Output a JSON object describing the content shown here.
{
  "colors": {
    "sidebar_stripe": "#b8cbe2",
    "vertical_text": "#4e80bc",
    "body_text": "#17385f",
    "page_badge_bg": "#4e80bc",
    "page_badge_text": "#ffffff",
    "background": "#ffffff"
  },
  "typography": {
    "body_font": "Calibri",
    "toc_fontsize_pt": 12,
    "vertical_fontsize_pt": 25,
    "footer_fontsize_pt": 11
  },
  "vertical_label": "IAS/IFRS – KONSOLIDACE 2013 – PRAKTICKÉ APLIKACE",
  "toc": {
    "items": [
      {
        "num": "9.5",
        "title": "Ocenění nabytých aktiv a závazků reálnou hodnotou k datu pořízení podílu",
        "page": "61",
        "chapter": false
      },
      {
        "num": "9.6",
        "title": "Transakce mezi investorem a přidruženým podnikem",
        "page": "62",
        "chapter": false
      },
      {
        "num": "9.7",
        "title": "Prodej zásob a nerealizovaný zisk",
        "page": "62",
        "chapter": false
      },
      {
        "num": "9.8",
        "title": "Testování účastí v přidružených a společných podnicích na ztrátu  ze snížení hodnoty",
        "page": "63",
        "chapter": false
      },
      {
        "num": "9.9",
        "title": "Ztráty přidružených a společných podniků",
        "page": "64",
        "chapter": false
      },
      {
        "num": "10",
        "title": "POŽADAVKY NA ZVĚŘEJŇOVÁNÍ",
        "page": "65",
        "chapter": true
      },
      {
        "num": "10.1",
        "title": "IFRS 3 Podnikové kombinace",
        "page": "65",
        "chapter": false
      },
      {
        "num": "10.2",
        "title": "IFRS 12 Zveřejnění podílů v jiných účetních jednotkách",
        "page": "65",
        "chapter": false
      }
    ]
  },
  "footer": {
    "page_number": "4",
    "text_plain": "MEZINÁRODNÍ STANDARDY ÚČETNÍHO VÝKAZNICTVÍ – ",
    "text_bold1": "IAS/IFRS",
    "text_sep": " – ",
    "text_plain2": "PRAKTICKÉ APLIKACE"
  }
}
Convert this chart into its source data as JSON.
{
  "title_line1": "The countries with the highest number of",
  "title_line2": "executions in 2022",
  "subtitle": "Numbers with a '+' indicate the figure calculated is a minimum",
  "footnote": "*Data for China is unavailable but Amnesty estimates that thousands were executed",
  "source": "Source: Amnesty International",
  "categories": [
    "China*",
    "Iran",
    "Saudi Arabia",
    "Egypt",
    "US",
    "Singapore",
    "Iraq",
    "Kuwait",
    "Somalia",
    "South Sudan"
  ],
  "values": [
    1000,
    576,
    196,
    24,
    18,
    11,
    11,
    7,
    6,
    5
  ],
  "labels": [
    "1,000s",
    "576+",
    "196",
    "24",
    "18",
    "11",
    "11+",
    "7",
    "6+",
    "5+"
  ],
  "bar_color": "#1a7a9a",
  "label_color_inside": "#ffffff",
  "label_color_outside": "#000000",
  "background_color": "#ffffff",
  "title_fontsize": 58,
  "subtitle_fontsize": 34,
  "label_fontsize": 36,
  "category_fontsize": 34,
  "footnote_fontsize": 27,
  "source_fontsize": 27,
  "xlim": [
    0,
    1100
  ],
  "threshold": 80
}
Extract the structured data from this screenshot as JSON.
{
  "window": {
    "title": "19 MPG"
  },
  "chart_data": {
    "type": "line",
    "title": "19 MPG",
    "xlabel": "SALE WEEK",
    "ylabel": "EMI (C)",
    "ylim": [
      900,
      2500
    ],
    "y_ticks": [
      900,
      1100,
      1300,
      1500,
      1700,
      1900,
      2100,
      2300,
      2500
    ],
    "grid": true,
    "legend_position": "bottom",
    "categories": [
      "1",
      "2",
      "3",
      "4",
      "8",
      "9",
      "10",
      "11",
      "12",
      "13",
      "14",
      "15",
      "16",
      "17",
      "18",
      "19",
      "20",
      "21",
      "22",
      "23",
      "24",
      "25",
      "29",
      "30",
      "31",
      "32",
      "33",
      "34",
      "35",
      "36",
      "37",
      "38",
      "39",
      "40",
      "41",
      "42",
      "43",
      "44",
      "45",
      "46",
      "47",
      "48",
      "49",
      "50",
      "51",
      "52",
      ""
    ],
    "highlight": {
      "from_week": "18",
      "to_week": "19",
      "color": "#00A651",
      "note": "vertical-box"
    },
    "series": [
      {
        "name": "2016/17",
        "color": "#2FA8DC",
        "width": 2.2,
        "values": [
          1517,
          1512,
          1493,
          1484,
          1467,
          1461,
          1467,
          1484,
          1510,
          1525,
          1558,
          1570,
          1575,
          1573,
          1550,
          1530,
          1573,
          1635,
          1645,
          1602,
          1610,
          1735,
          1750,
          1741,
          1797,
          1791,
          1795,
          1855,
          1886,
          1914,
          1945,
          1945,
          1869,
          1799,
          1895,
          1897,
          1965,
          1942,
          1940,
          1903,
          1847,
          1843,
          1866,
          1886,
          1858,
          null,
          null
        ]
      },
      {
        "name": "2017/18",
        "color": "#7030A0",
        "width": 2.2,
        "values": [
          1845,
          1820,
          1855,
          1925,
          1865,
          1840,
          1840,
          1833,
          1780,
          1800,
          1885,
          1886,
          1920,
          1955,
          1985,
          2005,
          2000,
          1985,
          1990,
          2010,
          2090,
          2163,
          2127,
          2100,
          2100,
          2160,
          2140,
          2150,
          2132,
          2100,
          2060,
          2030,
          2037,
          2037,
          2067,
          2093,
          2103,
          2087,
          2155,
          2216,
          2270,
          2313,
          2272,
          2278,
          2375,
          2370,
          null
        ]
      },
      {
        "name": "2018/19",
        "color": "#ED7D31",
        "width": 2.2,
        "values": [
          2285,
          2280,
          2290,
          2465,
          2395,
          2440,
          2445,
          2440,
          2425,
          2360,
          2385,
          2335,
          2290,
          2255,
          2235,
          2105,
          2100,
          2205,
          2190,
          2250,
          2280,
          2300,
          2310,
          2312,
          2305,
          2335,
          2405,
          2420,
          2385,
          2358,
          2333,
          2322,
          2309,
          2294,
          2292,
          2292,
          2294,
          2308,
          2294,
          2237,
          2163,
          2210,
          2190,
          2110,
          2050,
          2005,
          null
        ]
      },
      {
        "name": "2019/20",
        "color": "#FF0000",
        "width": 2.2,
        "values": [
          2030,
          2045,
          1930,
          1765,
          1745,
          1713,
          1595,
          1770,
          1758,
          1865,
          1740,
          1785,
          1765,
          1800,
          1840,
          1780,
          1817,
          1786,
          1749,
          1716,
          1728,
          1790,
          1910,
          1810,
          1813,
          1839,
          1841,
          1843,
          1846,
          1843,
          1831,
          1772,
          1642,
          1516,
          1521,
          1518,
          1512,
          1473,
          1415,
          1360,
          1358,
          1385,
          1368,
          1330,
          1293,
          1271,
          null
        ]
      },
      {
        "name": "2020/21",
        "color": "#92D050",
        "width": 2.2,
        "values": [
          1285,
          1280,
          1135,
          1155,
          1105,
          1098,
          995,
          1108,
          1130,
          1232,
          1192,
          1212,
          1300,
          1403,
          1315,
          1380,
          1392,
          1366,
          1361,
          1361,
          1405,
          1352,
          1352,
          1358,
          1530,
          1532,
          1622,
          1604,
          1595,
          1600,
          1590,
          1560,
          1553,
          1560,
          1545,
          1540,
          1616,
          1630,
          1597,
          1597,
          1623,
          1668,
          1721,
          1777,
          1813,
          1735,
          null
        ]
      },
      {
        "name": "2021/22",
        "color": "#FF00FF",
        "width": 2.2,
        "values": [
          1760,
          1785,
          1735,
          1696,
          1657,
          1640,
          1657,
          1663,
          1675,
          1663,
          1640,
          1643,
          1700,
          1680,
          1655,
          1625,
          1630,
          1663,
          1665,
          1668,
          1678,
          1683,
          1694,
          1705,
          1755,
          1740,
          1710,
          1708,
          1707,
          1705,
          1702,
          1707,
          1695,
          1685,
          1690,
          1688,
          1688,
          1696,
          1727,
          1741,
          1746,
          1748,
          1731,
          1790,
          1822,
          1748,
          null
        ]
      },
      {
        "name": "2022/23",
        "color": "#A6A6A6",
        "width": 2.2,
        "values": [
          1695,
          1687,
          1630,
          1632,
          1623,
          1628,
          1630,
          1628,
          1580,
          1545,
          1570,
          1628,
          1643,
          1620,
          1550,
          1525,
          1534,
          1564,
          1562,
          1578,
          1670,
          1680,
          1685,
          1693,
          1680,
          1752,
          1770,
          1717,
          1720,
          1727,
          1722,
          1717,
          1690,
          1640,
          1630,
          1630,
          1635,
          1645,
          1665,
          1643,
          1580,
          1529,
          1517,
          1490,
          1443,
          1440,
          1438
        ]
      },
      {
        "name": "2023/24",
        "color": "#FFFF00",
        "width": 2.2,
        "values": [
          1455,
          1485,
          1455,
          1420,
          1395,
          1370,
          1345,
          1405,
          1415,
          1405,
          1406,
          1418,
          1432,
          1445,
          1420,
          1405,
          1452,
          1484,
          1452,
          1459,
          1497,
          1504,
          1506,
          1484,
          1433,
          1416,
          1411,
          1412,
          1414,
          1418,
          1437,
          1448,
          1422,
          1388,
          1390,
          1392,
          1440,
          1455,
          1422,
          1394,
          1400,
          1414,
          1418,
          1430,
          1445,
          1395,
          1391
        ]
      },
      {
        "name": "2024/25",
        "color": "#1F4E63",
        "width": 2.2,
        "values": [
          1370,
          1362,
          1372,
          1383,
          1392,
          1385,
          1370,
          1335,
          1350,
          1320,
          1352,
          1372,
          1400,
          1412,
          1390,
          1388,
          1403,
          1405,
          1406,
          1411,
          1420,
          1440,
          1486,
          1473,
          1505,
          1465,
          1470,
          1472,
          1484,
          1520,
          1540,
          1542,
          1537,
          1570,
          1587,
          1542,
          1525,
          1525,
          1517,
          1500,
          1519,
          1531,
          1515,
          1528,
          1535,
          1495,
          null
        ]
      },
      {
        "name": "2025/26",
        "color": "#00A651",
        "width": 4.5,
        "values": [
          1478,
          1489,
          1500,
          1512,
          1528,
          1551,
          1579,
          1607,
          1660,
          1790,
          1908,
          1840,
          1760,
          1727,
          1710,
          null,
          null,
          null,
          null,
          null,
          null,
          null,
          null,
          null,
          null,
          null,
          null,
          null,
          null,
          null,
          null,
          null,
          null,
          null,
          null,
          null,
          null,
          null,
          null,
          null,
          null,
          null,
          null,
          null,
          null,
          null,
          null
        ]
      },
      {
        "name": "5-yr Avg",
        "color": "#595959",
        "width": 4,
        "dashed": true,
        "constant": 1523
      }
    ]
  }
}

┄┄┄┄┄┄

| Exercise aim |
In the entries above, identify each line that includes the string "přidružených", then copy it.

| Expected answer |
        "title": "Testování účastí v přidružených a společných podnicích na ztrátu  ze snížení hodnoty",
        "title": "Ztráty přidružených a společných podniků",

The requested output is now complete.